*** Items
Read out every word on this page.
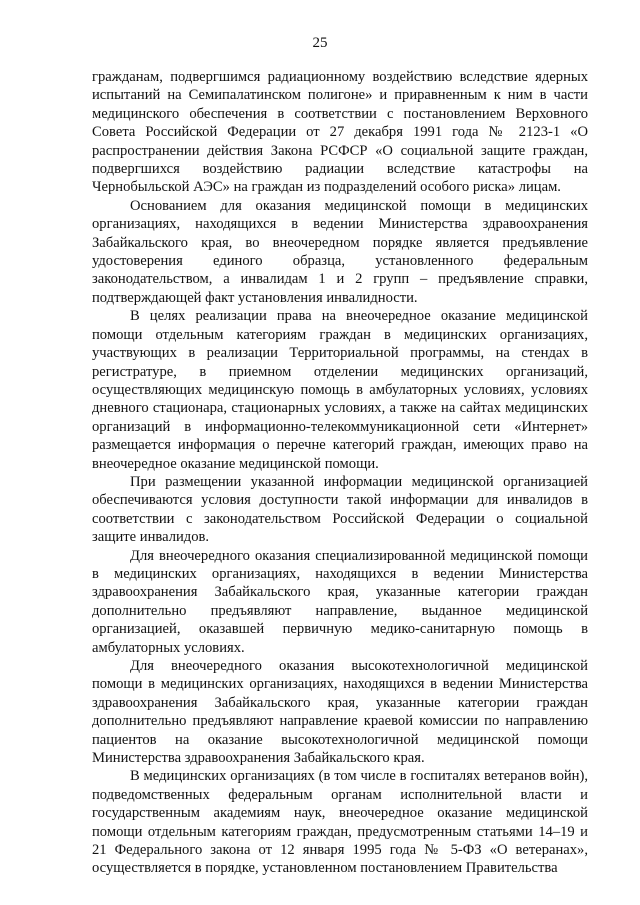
25

гражданам, подвергшимся радиационному воздействию вследствие ядерных испытаний на Семипалатинском полигоне» и приравненным к ним в части медицинского обеспечения в соответствии с постановлением Верховного Совета Российской Федерации от 27 декабря 1991 года № 2123-1 «О распространении действия Закона РСФСР «О социальной защите граждан, подвергшихся воздействию радиации вследствие катастрофы на Чернобыльской АЭС» на граждан из подразделений особого риска» лицам.

Основанием для оказания медицинской помощи в медицинских организациях, находящихся в ведении Министерства здравоохранения Забайкальского края, во внеочередном порядке является предъявление удостоверения единого образца, установленного федеральным законодательством, а инвалидам 1 и 2 групп – предъявление справки, подтверждающей факт установления инвалидности.

В целях реализации права на внеочередное оказание медицинской помощи отдельным категориям граждан в медицинских организациях, участвующих в реализации Территориальной программы, на стендах в регистратуре, в приемном отделении медицинских организаций, осуществляющих медицинскую помощь в амбулаторных условиях, условиях дневного стационара, стационарных условиях, а также на сайтах медицинских организаций в информационно-телекоммуникационной сети «Интернет» размещается информация о перечне категорий граждан, имеющих право на внеочередное оказание медицинской помощи.

При размещении указанной информации медицинской организацией обеспечиваются условия доступности такой информации для инвалидов в соответствии с законодательством Российской Федерации о социальной защите инвалидов.

Для внеочередного оказания специализированной медицинской помощи в медицинских организациях, находящихся в ведении Министерства здравоохранения Забайкальского края, указанные категории граждан дополнительно предъявляют направление, выданное медицинской организацией, оказавшей первичную медико-санитарную помощь в амбулаторных условиях.

Для внеочередного оказания высокотехнологичной медицинской помощи в медицинских организациях, находящихся в ведении Министерства здравоохранения Забайкальского края, указанные категории граждан дополнительно предъявляют направление краевой комиссии по направлению пациентов на оказание высокотехнологичной медицинской помощи Министерства здравоохранения Забайкальского края.

В медицинских организациях (в том числе в госпиталях ветеранов войн), подведомственных федеральным органам исполнительной власти и государственным академиям наук, внеочередное оказание медицинской помощи отдельным категориям граждан, предусмотренным статьями 14–19 и 21 Федерального закона от 12 января 1995 года № 5-ФЗ «О ветеранах», осуществляется в порядке, установленном постановлением Правительства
******
_What is required_.
The pictures should not appear in the copy; every other part of the records above must be returned exactly.

_Result for this exercise_.
Read out every word on this page.
25

гражданам, подвергшимся радиационному воздействию вследствие ядерных испытаний на Семипалатинском полигоне» и приравненным к ним в части медицинского обеспечения в соответствии с постановлением Верховного Совета Российской Федерации от 27 декабря 1991 года № 2123-1 «О распространении действия Закона РСФСР «О социальной защите граждан, подвергшихся воздействию радиации вследствие катастрофы на Чернобыльской АЭС» на граждан из подразделений особого риска» лицам.

Основанием для оказания медицинской помощи в медицинских организациях, находящихся в ведении Министерства здравоохранения Забайкальского края, во внеочередном порядке является предъявление удостоверения единого образца, установленного федеральным законодательством, а инвалидам 1 и 2 групп – предъявление справки, подтверждающей факт установления инвалидности.

В целях реализации права на внеочередное оказание медицинской помощи отдельным категориям граждан в медицинских организациях, участвующих в реализации Территориальной программы, на стендах в регистратуре, в приемном отделении медицинских организаций, осуществляющих медицинскую помощь в амбулаторных условиях, условиях дневного стационара, стационарных условиях, а также на сайтах медицинских организаций в информационно-телекоммуникационной сети «Интернет» размещается информация о перечне категорий граждан, имеющих право на внеочередное оказание медицинской помощи.

При размещении указанной информации медицинской организацией обеспечиваются условия доступности такой информации для инвалидов в соответствии с законодательством Российской Федерации о социальной защите инвалидов.

Для внеочередного оказания специализированной медицинской помощи в медицинских организациях, находящихся в ведении Министерства здравоохранения Забайкальского края, указанные категории граждан дополнительно предъявляют направление, выданное медицинской организацией, оказавшей первичную медико-санитарную помощь в амбулаторных условиях.

Для внеочередного оказания высокотехнологичной медицинской помощи в медицинских организациях, находящихся в ведении Министерства здравоохранения Забайкальского края, указанные категории граждан дополнительно предъявляют направление краевой комиссии по направлению пациентов на оказание высокотехнологичной медицинской помощи Министерства здравоохранения Забайкальского края.

В медицинских организациях (в том числе в госпиталях ветеранов войн), подведомственных федеральным органам исполнительной власти и государственным академиям наук, внеочередное оказание медицинской помощи отдельным категориям граждан, предусмотренным статьями 14–19 и 21 Федерального закона от 12 января 1995 года № 5-ФЗ «О ветеранах», осуществляется в порядке, установленном постановлением Правительства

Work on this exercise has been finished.